== Recorded information ==
● ● ● ● ●

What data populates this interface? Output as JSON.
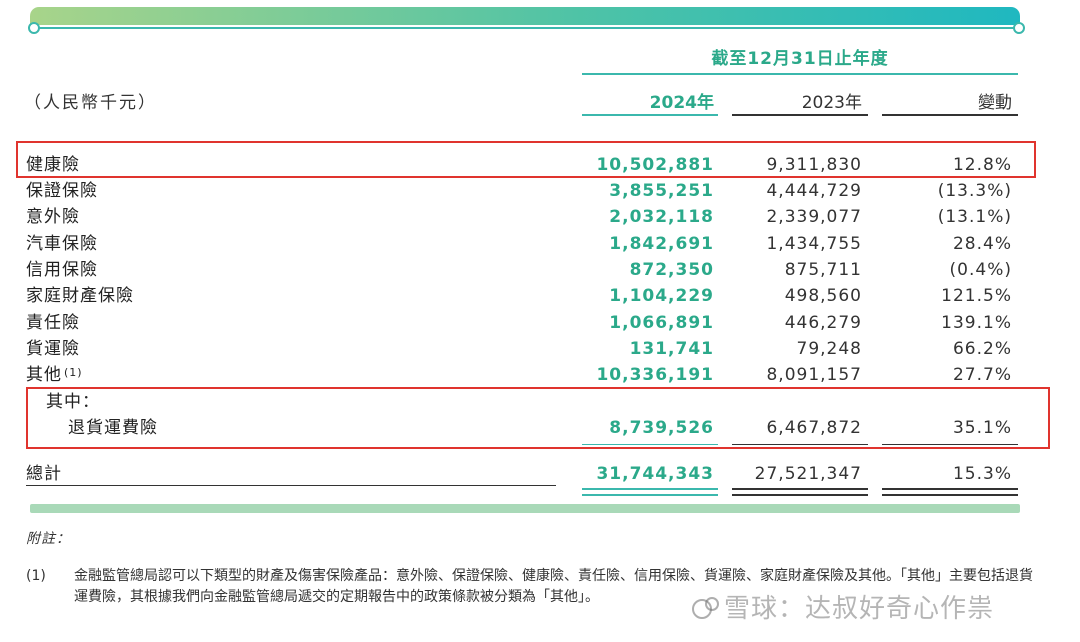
{
  "header": {
    "period": "截至12月31日止年度",
    "unit": "（人民幣千元）",
    "col_2024": "2024年",
    "col_2023": "2023年",
    "col_change": "變動"
  },
  "rows": [
    {
      "label": "健康險",
      "v2024": "10,502,881",
      "v2023": "9,311,830",
      "change": "12.8%"
    },
    {
      "label": "保證保險",
      "v2024": "3,855,251",
      "v2023": "4,444,729",
      "change": "(13.3%)"
    },
    {
      "label": "意外險",
      "v2024": "2,032,118",
      "v2023": "2,339,077",
      "change": "(13.1%)"
    },
    {
      "label": "汽車保險",
      "v2024": "1,842,691",
      "v2023": "1,434,755",
      "change": "28.4%"
    },
    {
      "label": "信用保險",
      "v2024": "872,350",
      "v2023": "875,711",
      "change": "(0.4%)"
    },
    {
      "label": "家庭財產保險",
      "v2024": "1,104,229",
      "v2023": "498,560",
      "change": "121.5%"
    },
    {
      "label": "責任險",
      "v2024": "1,066,891",
      "v2023": "446,279",
      "change": "139.1%"
    },
    {
      "label": "貨運險",
      "v2024": "131,741",
      "v2023": "79,248",
      "change": "66.2%"
    },
    {
      "label": "其他",
      "note_ref": "(1)",
      "v2024": "10,336,191",
      "v2023": "8,091,157",
      "change": "27.7%"
    }
  ],
  "of_which": {
    "label": "其中：",
    "sub_label": "退貨運費險",
    "v2024": "8,739,526",
    "v2023": "6,467,872",
    "change": "35.1%"
  },
  "total": {
    "label": "總計",
    "v2024": "31,744,343",
    "v2023": "27,521,347",
    "change": "15.3%"
  },
  "notes": {
    "title": "附註：",
    "items": [
      {
        "num": "(1)",
        "text": "金融監管總局認可以下類型的財產及傷害保險產品：意外險、保證保險、健康險、責任險、信用保險、貨運險、家庭財產保險及其他。「其他」主要包括退貨運費險，其根據我們向金融監管總局遞交的定期報告中的政策條款被分類為「其他」。"
      }
    ]
  },
  "watermark": {
    "icon": "snowball-icon",
    "text": "雪球：达叔好奇心作祟"
  },
  "colors": {
    "accent": "#2ba98a",
    "highlight_box": "#e0342e"
  }
}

● ● ● ● ●

== Brief ==
Leave the pictures out and print the records above exactly as they stand.

== Solution ==
What data populates this interface? Output as JSON.
{
  "header": {
    "period": "截至12月31日止年度",
    "unit": "（人民幣千元）",
    "col_2024": "2024年",
    "col_2023": "2023年",
    "col_change": "變動"
  },
  "rows": [
    {
      "label": "健康險",
      "v2024": "10,502,881",
      "v2023": "9,311,830",
      "change": "12.8%"
    },
    {
      "label": "保證保險",
      "v2024": "3,855,251",
      "v2023": "4,444,729",
      "change": "(13.3%)"
    },
    {
      "label": "意外險",
      "v2024": "2,032,118",
      "v2023": "2,339,077",
      "change": "(13.1%)"
    },
    {
      "label": "汽車保險",
      "v2024": "1,842,691",
      "v2023": "1,434,755",
      "change": "28.4%"
    },
    {
      "label": "信用保險",
      "v2024": "872,350",
      "v2023": "875,711",
      "change": "(0.4%)"
    },
    {
      "label": "家庭財產保險",
      "v2024": "1,104,229",
      "v2023": "498,560",
      "change": "121.5%"
    },
    {
      "label": "責任險",
      "v2024": "1,066,891",
      "v2023": "446,279",
      "change": "139.1%"
    },
    {
      "label": "貨運險",
      "v2024": "131,741",
      "v2023": "79,248",
      "change": "66.2%"
    },
    {
      "label": "其他",
      "note_ref": "(1)",
      "v2024": "10,336,191",
      "v2023": "8,091,157",
      "change": "27.7%"
    }
  ],
  "of_which": {
    "label": "其中：",
    "sub_label": "退貨運費險",
    "v2024": "8,739,526",
    "v2023": "6,467,872",
    "change": "35.1%"
  },
  "total": {
    "label": "總計",
    "v2024": "31,744,343",
    "v2023": "27,521,347",
    "change": "15.3%"
  },
  "notes": {
    "title": "附註：",
    "items": [
      {
        "num": "(1)",
        "text": "金融監管總局認可以下類型的財產及傷害保險產品：意外險、保證保險、健康險、責任險、信用保險、貨運險、家庭財產保險及其他。「其他」主要包括退貨運費險，其根據我們向金融監管總局遞交的定期報告中的政策條款被分類為「其他」。"
      }
    ]
  },
  "watermark": {
    "icon": "snowball-icon",
    "text": "雪球：达叔好奇心作祟"
  },
  "colors": {
    "accent": "#2ba98a",
    "highlight_box": "#e0342e"
  }
}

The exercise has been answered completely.